Scan the entries below. List each line with "toilet".

-- start of EXTRACTED ENTRIES --

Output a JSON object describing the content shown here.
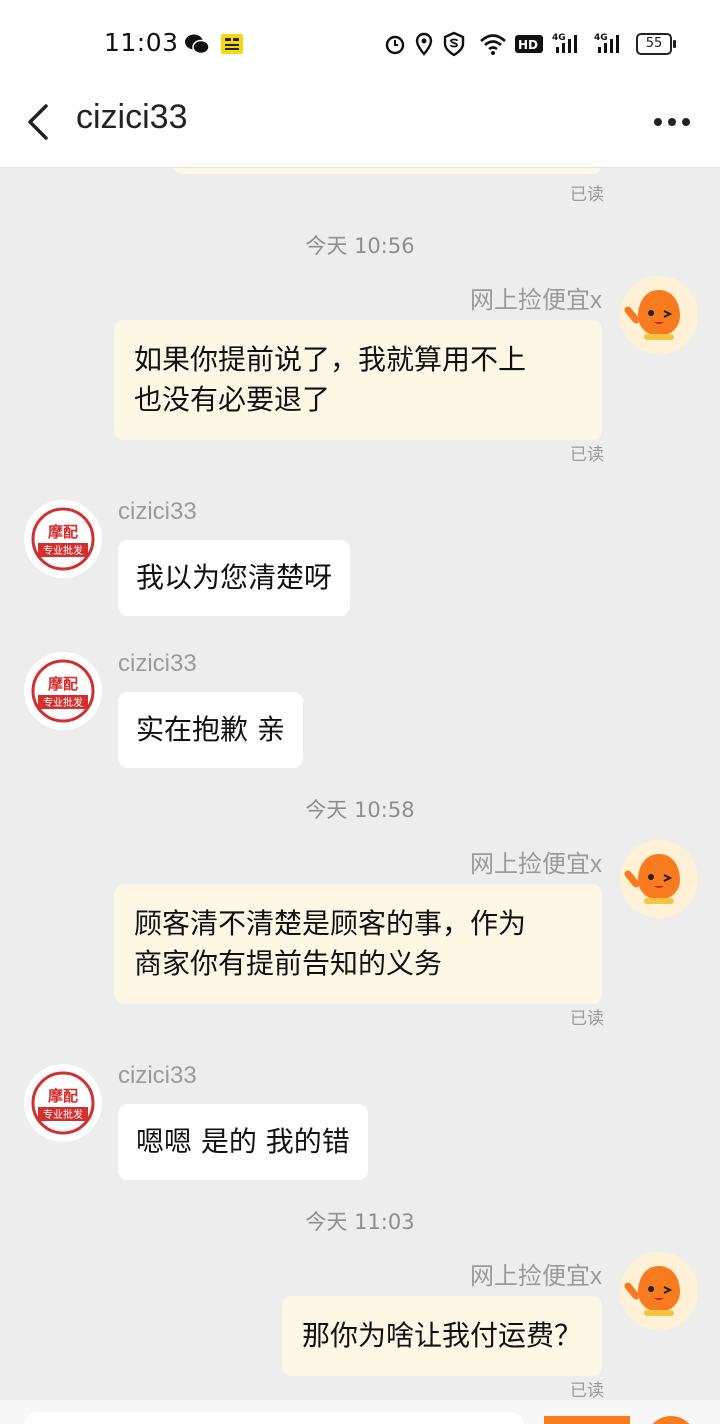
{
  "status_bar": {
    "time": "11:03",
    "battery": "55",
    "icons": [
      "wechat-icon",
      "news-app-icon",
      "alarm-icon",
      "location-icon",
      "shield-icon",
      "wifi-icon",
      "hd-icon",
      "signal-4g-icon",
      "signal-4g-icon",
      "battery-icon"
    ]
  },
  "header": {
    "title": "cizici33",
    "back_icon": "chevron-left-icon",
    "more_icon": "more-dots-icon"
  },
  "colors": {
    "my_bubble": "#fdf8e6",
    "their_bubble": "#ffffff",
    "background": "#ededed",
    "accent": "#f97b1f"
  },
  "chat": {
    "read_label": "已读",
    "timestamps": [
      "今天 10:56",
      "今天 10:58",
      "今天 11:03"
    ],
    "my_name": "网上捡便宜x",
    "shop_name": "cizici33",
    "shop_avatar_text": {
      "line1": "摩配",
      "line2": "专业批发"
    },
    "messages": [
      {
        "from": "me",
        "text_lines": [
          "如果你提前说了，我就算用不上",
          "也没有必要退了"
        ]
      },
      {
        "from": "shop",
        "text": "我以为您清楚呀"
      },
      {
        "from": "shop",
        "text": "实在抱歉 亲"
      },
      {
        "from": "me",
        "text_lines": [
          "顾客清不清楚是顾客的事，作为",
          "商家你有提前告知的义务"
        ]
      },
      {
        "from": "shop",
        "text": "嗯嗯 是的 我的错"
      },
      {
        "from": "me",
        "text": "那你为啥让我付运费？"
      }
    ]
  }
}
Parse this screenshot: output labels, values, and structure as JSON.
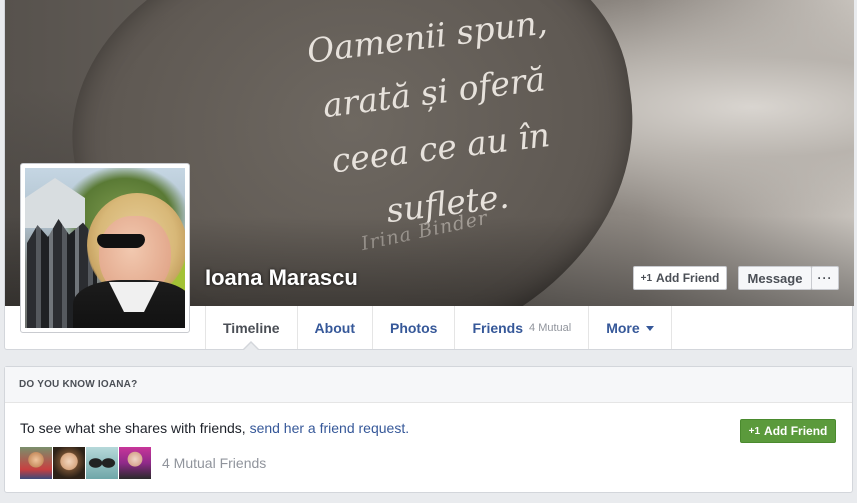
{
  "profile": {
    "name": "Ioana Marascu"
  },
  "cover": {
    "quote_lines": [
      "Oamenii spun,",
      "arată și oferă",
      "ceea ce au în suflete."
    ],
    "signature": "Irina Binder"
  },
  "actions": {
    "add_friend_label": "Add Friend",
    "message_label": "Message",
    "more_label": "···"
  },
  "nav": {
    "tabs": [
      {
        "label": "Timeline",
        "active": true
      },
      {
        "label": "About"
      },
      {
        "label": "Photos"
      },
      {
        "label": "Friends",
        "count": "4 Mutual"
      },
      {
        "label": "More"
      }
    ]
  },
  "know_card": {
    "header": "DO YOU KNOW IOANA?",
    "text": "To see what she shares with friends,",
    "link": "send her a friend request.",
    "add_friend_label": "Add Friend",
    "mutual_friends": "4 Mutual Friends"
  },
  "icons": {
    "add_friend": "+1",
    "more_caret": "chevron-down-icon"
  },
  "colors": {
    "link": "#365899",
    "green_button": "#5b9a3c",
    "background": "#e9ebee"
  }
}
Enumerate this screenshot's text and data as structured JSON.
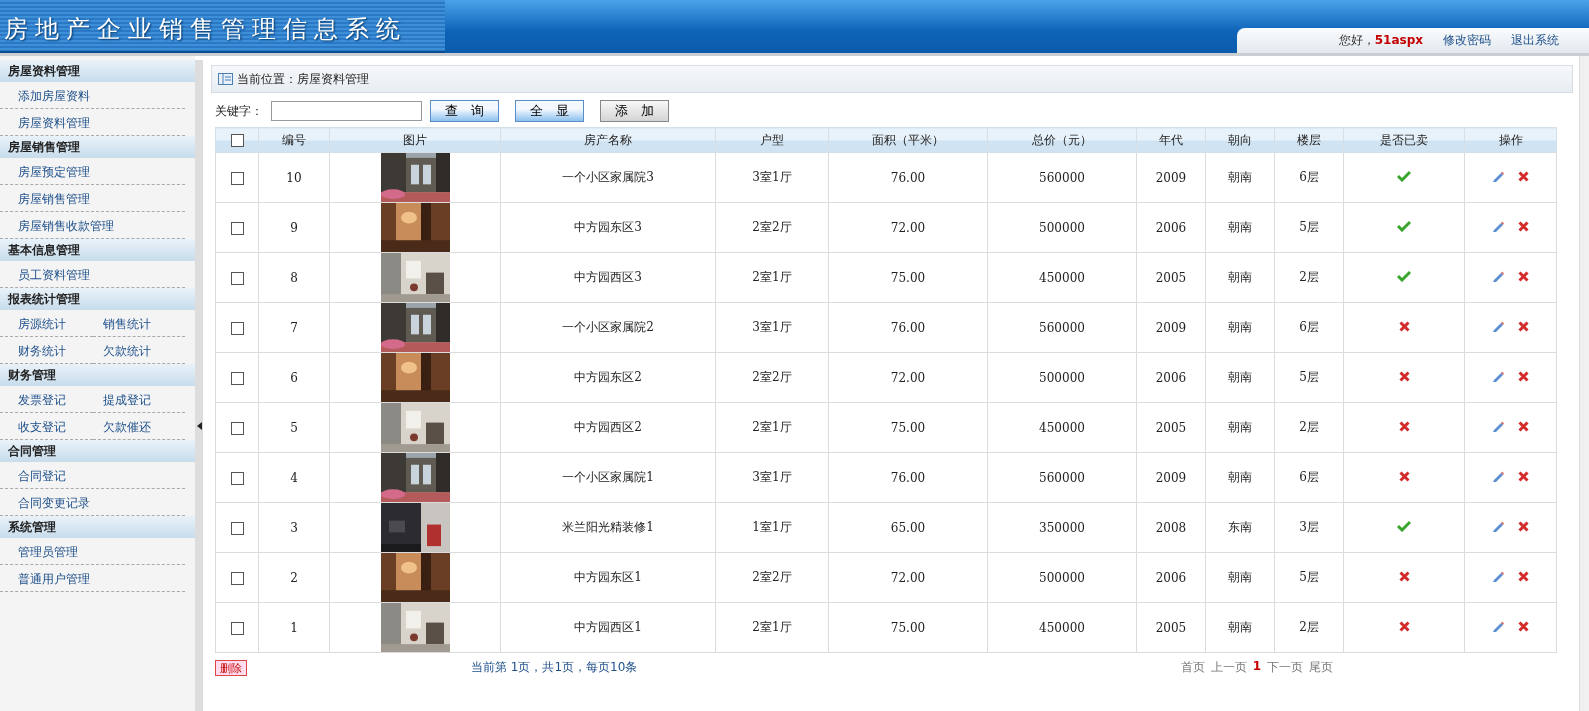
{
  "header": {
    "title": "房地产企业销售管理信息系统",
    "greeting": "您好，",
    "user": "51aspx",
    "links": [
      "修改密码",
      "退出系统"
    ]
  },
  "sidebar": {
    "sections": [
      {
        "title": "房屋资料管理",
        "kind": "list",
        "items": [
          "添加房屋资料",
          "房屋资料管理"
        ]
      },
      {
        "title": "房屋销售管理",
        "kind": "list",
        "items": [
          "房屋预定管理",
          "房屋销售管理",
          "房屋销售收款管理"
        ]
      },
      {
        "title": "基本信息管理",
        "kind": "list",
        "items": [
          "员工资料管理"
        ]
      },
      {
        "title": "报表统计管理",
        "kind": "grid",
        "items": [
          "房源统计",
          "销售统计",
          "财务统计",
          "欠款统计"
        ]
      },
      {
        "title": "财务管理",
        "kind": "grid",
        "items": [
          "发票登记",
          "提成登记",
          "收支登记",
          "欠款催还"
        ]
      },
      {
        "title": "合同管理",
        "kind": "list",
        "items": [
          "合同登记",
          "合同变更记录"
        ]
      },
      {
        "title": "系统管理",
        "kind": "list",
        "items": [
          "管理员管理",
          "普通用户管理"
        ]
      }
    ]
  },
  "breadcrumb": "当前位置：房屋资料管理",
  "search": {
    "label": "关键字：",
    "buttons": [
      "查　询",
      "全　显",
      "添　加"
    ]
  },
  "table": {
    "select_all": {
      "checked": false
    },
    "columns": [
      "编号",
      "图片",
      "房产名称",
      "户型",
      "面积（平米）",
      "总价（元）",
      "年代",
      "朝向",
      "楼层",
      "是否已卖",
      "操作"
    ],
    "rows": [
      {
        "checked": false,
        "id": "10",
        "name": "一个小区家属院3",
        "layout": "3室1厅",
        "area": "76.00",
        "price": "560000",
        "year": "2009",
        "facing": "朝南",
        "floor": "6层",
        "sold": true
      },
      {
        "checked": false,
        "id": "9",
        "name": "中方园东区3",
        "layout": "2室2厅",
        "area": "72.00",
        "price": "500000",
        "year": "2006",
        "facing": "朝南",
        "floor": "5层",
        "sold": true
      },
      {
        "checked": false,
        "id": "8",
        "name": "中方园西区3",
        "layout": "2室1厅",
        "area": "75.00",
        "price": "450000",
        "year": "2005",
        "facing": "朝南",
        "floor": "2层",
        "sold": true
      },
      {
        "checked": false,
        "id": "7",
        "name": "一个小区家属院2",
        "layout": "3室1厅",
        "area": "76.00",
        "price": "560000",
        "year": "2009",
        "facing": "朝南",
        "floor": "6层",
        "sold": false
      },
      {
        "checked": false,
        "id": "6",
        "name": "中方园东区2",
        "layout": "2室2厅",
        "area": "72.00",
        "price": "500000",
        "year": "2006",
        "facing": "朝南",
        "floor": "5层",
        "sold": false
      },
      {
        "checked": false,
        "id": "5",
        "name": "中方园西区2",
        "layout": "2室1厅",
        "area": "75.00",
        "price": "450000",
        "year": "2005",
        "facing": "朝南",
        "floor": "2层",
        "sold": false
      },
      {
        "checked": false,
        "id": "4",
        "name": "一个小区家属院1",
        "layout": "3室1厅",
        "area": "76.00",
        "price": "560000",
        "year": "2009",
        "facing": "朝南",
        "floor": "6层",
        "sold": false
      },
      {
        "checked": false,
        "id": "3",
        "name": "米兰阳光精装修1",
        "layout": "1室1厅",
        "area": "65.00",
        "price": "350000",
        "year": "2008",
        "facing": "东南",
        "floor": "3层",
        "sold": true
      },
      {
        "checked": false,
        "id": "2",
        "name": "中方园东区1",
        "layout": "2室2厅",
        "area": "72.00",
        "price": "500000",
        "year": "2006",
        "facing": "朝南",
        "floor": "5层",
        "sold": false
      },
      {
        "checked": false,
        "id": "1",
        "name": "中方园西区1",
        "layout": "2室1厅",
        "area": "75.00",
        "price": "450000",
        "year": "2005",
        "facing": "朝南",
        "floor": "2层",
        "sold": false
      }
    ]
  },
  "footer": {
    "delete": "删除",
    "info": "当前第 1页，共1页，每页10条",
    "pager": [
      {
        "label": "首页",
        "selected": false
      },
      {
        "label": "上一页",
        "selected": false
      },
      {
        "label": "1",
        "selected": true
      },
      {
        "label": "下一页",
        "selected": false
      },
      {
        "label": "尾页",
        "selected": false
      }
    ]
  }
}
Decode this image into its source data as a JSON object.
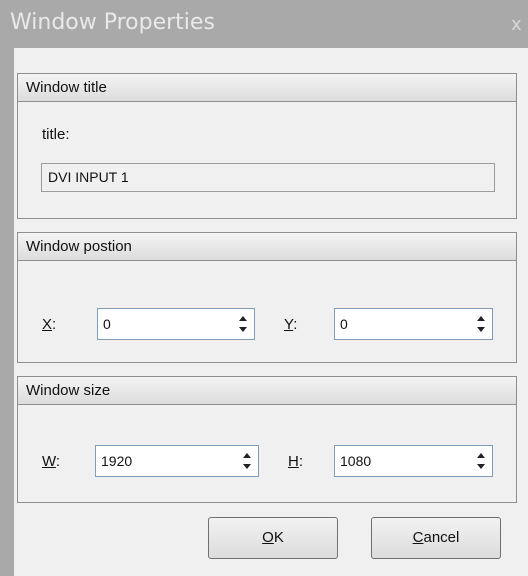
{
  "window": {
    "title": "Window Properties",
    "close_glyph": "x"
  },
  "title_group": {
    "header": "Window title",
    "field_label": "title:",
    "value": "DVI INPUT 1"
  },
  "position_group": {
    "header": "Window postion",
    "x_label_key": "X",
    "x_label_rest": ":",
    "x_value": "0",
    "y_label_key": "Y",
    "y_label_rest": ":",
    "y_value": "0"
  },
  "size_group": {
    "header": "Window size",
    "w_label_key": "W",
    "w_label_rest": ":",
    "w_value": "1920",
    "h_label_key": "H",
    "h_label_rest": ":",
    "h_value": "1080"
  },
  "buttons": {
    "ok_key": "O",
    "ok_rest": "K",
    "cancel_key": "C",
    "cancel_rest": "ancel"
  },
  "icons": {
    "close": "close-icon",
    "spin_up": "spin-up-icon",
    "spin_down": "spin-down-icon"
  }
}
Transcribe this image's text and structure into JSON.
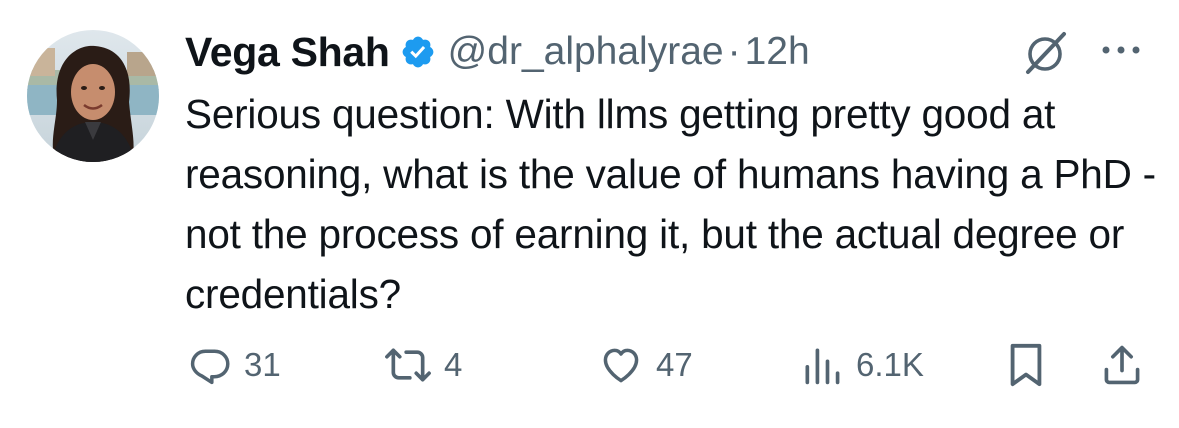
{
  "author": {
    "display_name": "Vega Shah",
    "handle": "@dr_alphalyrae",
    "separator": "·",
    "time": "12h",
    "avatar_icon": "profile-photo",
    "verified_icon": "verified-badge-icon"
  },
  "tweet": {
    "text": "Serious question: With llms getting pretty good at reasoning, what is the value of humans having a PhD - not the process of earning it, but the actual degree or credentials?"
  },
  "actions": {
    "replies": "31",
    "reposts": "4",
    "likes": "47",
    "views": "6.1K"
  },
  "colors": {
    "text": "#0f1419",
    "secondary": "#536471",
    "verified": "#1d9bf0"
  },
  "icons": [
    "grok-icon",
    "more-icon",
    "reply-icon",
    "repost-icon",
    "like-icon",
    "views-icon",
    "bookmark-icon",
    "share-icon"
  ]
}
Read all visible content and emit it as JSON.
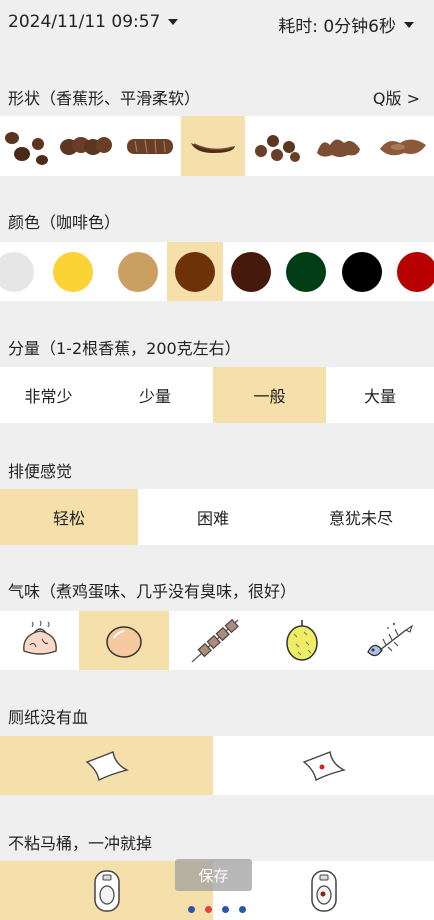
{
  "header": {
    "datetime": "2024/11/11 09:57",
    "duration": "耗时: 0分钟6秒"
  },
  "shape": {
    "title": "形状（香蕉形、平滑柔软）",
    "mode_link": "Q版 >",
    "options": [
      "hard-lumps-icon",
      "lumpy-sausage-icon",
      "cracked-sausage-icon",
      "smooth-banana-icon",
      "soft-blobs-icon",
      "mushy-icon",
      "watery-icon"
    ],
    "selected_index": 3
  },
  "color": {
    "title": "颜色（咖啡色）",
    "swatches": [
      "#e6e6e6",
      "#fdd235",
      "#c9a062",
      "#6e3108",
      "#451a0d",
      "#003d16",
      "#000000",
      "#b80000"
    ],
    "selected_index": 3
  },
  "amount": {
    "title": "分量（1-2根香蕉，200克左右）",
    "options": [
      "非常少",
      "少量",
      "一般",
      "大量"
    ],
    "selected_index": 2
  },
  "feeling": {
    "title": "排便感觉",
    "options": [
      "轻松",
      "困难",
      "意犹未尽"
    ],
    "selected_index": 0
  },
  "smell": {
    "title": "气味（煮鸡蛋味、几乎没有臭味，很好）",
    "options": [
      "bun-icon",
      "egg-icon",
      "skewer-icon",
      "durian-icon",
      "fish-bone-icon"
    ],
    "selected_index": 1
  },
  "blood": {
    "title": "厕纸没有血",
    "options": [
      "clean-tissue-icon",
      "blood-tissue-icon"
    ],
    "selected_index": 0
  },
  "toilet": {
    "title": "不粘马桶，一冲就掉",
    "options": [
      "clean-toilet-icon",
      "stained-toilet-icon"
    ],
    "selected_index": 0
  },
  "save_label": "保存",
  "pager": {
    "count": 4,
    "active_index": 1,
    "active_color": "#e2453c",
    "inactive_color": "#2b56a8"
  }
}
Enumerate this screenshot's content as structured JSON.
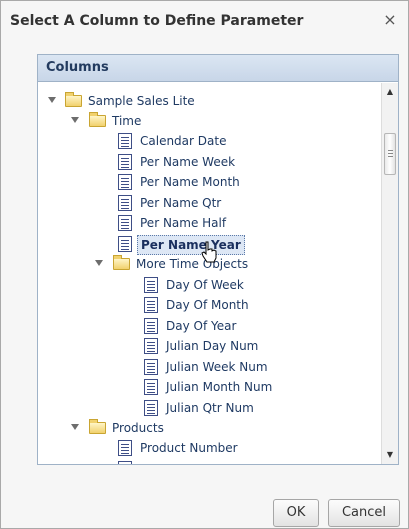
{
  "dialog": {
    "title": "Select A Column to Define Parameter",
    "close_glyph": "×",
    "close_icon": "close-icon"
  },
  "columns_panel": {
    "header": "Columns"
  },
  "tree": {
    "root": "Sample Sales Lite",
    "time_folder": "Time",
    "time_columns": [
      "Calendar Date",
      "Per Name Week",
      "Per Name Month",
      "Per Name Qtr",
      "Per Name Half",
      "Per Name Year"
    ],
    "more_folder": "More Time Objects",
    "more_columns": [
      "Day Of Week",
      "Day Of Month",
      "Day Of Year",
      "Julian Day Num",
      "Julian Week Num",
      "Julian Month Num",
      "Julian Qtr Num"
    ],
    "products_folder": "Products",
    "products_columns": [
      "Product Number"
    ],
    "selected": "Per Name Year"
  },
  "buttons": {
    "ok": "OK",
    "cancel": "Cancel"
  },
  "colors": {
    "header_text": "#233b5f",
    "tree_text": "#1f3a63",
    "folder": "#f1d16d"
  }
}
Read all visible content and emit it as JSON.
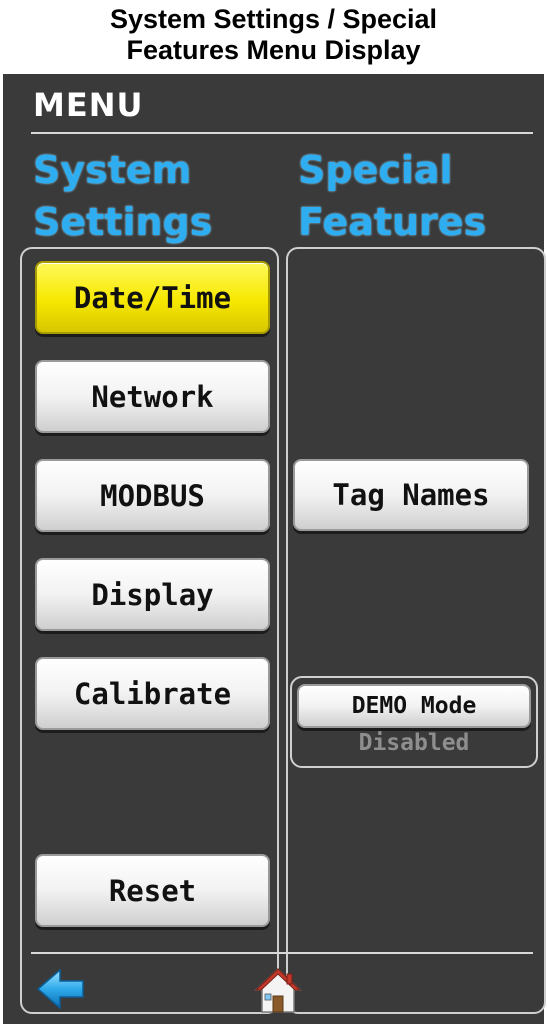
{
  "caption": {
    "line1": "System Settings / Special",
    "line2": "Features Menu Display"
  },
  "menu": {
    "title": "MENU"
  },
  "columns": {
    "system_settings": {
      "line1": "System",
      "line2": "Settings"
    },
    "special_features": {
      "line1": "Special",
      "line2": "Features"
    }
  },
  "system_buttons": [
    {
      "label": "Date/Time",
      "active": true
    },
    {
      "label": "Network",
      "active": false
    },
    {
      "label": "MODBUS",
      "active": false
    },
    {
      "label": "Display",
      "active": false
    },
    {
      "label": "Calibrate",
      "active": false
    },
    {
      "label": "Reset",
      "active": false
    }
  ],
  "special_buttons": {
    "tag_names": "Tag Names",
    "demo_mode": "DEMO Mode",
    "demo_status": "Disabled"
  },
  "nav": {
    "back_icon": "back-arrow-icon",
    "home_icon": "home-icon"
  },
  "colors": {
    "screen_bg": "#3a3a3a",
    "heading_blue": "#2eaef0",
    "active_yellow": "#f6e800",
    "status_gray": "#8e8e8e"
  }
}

-- end of EXTRACTED ENTRIES --

▶ **CORRECT OUTPUT**:
  "toilet": {
      "clean-toilet-icon",
      "stained-toilet-icon"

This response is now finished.